• [Exercise details]:
Output all of the entries below precisely as written.

• [Data in this exercise]:
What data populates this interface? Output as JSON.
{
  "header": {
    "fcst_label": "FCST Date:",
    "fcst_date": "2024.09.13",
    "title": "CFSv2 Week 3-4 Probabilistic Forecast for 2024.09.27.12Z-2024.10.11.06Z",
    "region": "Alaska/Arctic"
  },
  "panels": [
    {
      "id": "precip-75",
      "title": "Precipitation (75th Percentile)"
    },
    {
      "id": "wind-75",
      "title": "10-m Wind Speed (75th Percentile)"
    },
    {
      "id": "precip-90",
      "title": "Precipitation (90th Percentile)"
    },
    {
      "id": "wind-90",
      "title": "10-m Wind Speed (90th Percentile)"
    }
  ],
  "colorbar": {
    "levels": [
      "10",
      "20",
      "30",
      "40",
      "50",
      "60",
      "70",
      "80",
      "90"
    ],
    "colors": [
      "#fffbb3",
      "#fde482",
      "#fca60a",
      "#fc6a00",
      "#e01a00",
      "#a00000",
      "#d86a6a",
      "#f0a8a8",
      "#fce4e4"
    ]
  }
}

• [Answer below]:
What data populates this interface? Output as JSON.
{
  "header": {
    "fcst_label": "FCST Date:",
    "fcst_date": "2024.09.13",
    "title": "CFSv2 Week 3-4 Probabilistic Forecast for 2024.09.27.12Z-2024.10.11.06Z",
    "region": "Alaska/Arctic"
  },
  "panels": [
    {
      "id": "precip-75",
      "title": "Precipitation (75th Percentile)"
    },
    {
      "id": "wind-75",
      "title": "10-m Wind Speed (75th Percentile)"
    },
    {
      "id": "precip-90",
      "title": "Precipitation (90th Percentile)"
    },
    {
      "id": "wind-90",
      "title": "10-m Wind Speed (90th Percentile)"
    }
  ],
  "colorbar": {
    "levels": [
      "10",
      "20",
      "30",
      "40",
      "50",
      "60",
      "70",
      "80",
      "90"
    ],
    "colors": [
      "#fffbb3",
      "#fde482",
      "#fca60a",
      "#fc6a00",
      "#e01a00",
      "#a00000",
      "#d86a6a",
      "#f0a8a8",
      "#fce4e4"
    ]
  }
}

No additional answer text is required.